━━━━━ RECORD LIST ━━━━━
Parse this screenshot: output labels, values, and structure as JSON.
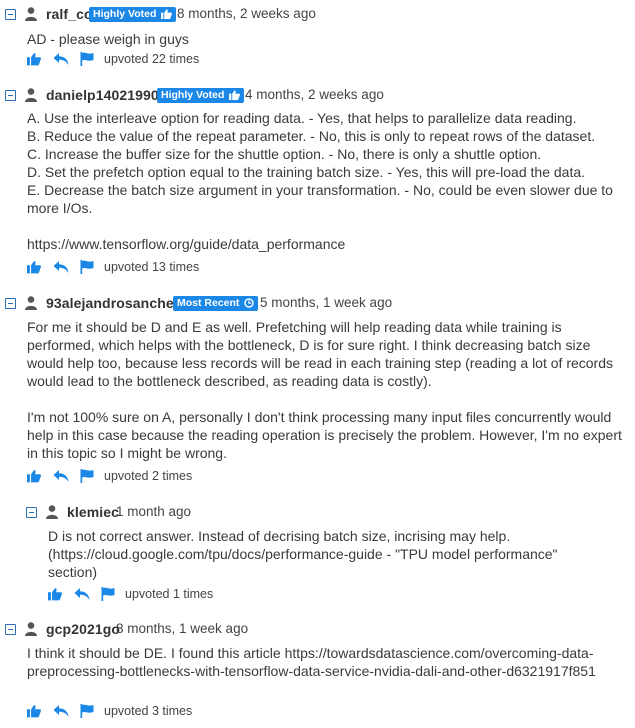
{
  "colors": {
    "accent": "#1b87e6",
    "text": "#3a3a3a"
  },
  "comments": [
    {
      "username": "ralf_cc",
      "badge": "Highly Voted",
      "date": "8 months, 2 weeks ago",
      "body": "AD - please weigh in guys",
      "upvotes": "upvoted 22 times"
    },
    {
      "username": "danielp14021990",
      "badge": "Highly Voted",
      "date": "4 months, 2 weeks ago",
      "body": "A. Use the interleave option for reading data. - Yes, that helps to parallelize data reading.\nB. Reduce the value of the repeat parameter. - No, this is only to repeat rows of the dataset.\nC. Increase the buffer size for the shuttle option. - No, there is only a shuttle option.\nD. Set the prefetch option equal to the training batch size. - Yes, this will pre-load the data.\nE. Decrease the batch size argument in your transformation. - No, could be even slower due to more I/Os.\n\nhttps://www.tensorflow.org/guide/data_performance",
      "upvotes": "upvoted 13 times"
    },
    {
      "username": "93alejandrosanchez",
      "badge": "Most Recent",
      "date": "5 months, 1 week ago",
      "body": "For me it should be D and E as well. Prefetching will help reading data while training is performed, which helps with the bottleneck, D is for sure right. I think decreasing batch size would help too, because less records will be read in each training step (reading a lot of records would lead to the bottleneck described, as reading data is costly).\n\nI'm not 100% sure on A, personally I don't think processing many input files concurrently would help in this case because the reading operation is precisely the problem. However, I'm no expert in this topic so I might be wrong.",
      "upvotes": "upvoted 2 times"
    },
    {
      "username": "klemiec",
      "date": "1 month ago",
      "body": "D is not correct answer. Instead of decrising batch size, incrising may help.\n(https://cloud.google.com/tpu/docs/performance-guide - \"TPU model performance\"\nsection)",
      "upvotes": "upvoted 1 times"
    },
    {
      "username": "gcp2021go",
      "date": "8 months, 1 week ago",
      "body": "I think it should be DE. I found this article https://towardsdatascience.com/overcoming-data-preprocessing-bottlenecks-with-tensorflow-data-service-nvidia-dali-and-other-d6321917f851",
      "upvotes": "upvoted 3 times"
    }
  ]
}
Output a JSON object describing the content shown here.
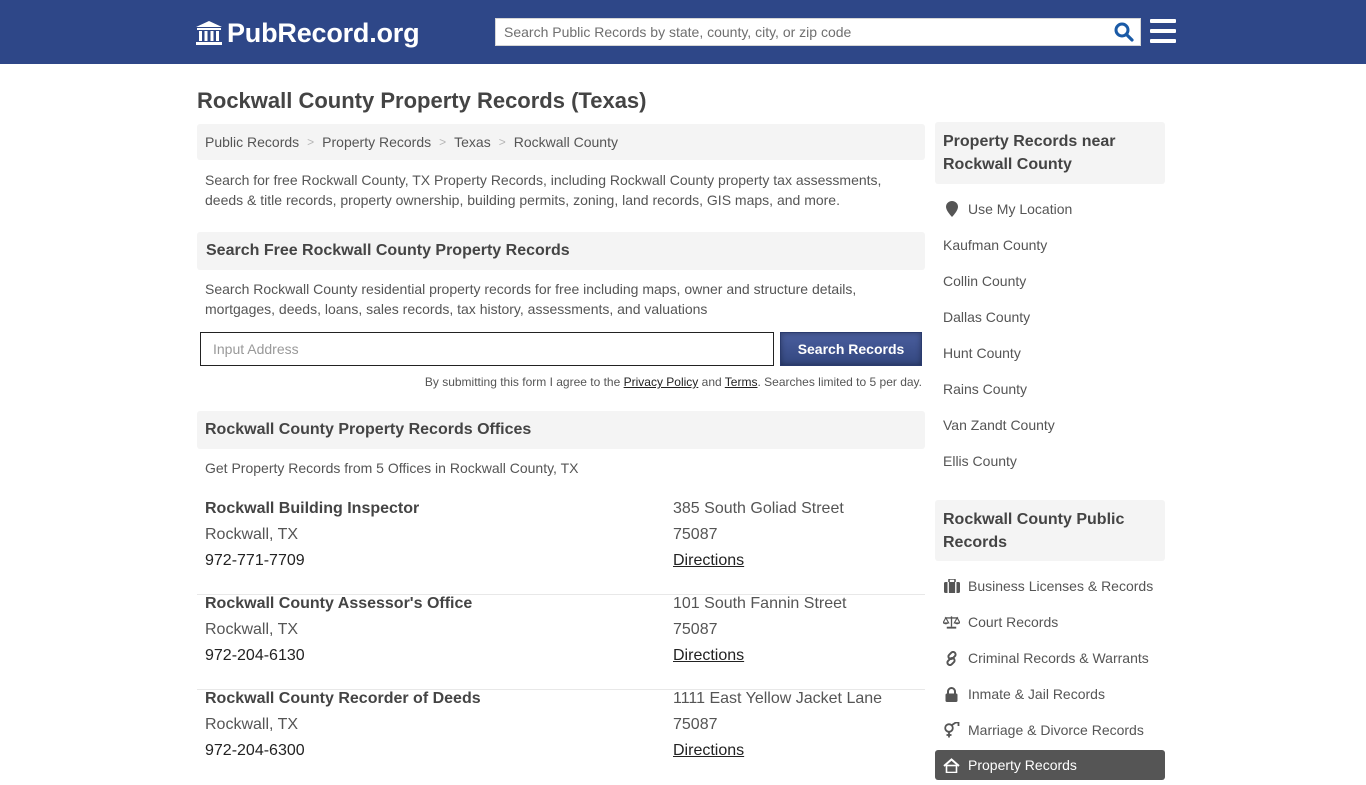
━━━━━
• _PROBLEM REQUIREMENTS_: From the records above, copy every line that holds the word "date".

• _COMPLETE RESPONSE_:
      "date": "8 months, 2 weeks ago",
      "date": "4 months, 2 weeks ago",
      "date": "5 months, 1 week ago",
      "date": "1 month ago",
      "date": "8 months, 1 week ago",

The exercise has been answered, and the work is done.